Some records
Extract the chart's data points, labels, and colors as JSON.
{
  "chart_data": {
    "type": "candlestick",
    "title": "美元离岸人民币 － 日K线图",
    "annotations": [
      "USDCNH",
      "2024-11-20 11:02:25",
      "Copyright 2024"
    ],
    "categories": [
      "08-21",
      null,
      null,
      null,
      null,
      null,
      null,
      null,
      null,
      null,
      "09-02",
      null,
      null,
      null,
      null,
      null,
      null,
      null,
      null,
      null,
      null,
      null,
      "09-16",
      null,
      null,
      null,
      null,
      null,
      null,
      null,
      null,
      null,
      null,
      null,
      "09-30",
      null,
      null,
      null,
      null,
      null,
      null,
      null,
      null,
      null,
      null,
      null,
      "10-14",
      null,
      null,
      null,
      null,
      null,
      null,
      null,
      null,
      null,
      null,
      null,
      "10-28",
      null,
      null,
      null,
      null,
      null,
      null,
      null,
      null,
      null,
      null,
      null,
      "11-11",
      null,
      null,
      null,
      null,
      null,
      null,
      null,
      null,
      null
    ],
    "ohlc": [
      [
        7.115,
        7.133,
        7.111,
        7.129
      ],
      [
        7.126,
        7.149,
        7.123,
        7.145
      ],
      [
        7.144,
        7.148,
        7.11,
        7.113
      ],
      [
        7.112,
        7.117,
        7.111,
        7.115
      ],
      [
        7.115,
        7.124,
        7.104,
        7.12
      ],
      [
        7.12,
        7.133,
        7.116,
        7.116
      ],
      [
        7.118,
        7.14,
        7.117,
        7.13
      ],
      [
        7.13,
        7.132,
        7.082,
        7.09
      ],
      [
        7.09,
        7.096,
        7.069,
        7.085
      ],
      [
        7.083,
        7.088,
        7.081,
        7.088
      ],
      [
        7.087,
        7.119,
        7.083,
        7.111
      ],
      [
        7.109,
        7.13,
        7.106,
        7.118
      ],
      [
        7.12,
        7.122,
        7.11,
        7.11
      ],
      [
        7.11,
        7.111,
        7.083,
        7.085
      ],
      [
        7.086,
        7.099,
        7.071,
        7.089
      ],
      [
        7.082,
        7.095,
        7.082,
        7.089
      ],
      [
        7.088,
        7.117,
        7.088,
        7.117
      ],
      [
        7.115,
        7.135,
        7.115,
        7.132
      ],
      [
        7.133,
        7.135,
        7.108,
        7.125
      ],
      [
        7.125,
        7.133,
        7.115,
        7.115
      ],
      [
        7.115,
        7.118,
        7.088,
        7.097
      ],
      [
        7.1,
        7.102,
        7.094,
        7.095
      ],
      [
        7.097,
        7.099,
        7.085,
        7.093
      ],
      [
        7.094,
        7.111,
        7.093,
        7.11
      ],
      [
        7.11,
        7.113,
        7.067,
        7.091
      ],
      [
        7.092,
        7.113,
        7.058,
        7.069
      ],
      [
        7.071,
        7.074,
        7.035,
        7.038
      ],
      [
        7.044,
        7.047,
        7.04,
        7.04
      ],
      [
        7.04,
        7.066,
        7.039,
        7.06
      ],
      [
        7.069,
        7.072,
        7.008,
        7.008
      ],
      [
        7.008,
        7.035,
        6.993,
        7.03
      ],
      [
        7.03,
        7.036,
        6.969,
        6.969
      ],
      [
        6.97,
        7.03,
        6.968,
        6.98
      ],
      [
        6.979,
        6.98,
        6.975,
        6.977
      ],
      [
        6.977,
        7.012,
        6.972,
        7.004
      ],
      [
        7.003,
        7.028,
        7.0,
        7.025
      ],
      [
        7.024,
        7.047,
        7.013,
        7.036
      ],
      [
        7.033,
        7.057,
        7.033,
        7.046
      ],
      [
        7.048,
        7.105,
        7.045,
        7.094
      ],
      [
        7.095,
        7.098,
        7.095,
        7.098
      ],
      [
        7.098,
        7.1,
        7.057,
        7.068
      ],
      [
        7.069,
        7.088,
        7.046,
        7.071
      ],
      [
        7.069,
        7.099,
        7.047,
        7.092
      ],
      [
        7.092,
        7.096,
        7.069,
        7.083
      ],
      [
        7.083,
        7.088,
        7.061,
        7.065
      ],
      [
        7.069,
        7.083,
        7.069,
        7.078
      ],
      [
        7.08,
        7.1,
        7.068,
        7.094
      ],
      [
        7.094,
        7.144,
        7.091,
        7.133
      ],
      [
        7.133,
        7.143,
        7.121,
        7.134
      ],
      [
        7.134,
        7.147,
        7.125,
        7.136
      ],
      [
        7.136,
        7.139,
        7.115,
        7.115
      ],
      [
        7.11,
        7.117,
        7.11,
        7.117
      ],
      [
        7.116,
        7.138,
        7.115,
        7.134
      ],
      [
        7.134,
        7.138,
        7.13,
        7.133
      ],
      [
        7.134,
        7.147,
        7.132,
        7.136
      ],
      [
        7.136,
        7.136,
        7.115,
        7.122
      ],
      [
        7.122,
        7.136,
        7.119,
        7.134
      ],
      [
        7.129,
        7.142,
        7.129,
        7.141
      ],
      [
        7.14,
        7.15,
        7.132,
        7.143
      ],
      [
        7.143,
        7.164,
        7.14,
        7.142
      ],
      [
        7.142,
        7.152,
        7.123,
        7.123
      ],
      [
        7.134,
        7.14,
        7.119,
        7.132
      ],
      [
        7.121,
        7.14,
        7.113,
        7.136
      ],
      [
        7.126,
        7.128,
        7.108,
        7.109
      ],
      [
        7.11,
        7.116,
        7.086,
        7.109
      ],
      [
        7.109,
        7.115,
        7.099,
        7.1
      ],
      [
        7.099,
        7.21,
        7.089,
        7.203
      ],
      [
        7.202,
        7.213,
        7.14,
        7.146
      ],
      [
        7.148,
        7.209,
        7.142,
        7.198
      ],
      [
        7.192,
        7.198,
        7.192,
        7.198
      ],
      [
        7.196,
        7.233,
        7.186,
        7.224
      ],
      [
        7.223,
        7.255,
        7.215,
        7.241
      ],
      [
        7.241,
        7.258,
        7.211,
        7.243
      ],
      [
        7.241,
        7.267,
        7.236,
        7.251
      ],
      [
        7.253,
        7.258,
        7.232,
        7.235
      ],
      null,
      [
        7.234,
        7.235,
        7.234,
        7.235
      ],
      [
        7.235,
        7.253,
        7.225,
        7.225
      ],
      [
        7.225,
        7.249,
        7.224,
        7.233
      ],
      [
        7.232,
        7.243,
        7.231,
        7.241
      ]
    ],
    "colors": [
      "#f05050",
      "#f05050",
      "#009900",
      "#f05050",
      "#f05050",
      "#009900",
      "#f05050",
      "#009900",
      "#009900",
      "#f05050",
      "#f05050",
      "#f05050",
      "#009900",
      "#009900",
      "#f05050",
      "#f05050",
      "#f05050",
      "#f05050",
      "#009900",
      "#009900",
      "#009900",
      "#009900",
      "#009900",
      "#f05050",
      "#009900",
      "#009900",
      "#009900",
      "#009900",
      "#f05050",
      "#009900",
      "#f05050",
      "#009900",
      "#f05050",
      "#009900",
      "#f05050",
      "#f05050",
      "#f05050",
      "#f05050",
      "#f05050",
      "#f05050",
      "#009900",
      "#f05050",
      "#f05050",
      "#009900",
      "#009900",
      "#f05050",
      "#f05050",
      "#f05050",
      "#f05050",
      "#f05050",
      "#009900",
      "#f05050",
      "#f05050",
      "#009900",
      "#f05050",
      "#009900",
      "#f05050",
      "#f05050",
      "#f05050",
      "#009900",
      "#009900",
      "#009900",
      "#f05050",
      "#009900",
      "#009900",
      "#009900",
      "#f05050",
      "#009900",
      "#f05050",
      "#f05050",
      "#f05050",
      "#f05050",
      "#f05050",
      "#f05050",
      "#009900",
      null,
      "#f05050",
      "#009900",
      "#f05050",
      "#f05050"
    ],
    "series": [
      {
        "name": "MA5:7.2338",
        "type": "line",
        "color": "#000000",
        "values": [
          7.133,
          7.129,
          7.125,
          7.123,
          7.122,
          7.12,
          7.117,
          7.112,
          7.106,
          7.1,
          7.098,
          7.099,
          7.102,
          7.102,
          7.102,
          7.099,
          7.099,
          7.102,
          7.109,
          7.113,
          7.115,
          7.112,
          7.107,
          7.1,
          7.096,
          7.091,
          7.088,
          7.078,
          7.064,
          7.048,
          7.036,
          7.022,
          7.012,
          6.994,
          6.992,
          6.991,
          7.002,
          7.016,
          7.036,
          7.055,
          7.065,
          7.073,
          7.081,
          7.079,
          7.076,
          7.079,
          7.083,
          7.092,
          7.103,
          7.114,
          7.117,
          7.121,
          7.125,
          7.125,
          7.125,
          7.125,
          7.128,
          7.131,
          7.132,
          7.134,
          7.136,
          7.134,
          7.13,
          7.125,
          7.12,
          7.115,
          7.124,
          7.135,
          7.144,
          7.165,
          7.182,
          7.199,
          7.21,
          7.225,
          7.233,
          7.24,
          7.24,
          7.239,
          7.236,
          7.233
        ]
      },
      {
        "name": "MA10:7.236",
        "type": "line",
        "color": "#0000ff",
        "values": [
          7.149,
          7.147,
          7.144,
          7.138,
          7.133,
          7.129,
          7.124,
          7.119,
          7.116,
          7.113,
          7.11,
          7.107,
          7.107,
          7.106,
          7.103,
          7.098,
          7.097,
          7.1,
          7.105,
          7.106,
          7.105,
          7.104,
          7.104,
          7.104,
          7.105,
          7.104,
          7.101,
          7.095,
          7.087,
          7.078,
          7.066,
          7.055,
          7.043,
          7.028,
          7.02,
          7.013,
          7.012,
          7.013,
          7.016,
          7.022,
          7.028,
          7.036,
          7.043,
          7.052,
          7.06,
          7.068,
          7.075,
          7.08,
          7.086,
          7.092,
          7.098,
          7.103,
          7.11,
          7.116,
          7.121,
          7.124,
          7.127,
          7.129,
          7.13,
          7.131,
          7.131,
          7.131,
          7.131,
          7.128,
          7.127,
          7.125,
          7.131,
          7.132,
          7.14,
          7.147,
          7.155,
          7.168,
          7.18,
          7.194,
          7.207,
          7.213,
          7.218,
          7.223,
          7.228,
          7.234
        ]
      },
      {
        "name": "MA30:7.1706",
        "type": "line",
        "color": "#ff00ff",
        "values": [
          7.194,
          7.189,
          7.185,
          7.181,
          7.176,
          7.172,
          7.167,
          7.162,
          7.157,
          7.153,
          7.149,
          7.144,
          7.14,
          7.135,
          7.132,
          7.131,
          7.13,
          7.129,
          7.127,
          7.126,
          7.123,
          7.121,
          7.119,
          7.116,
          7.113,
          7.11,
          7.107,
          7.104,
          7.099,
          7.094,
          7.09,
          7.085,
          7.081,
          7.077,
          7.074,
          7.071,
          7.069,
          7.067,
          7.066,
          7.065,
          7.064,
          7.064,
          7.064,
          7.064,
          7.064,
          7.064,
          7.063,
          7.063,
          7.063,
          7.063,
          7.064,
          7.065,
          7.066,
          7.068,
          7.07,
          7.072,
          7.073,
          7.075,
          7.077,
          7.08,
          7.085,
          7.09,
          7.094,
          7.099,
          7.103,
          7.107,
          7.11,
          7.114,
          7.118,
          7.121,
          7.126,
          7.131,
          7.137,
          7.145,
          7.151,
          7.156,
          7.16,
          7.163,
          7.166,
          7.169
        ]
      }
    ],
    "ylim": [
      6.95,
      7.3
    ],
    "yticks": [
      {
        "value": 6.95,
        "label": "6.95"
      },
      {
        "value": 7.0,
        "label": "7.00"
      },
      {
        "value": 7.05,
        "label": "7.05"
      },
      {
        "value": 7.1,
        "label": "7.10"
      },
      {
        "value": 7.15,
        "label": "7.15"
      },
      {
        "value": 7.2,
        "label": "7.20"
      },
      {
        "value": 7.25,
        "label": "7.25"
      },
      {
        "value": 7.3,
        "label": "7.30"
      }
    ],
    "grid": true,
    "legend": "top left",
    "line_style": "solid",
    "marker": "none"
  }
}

What is asked
Copy each line of the listing that includes "colors".

Problem solution
Extract the chart's data points, labels, and colors as JSON.
    "colors": [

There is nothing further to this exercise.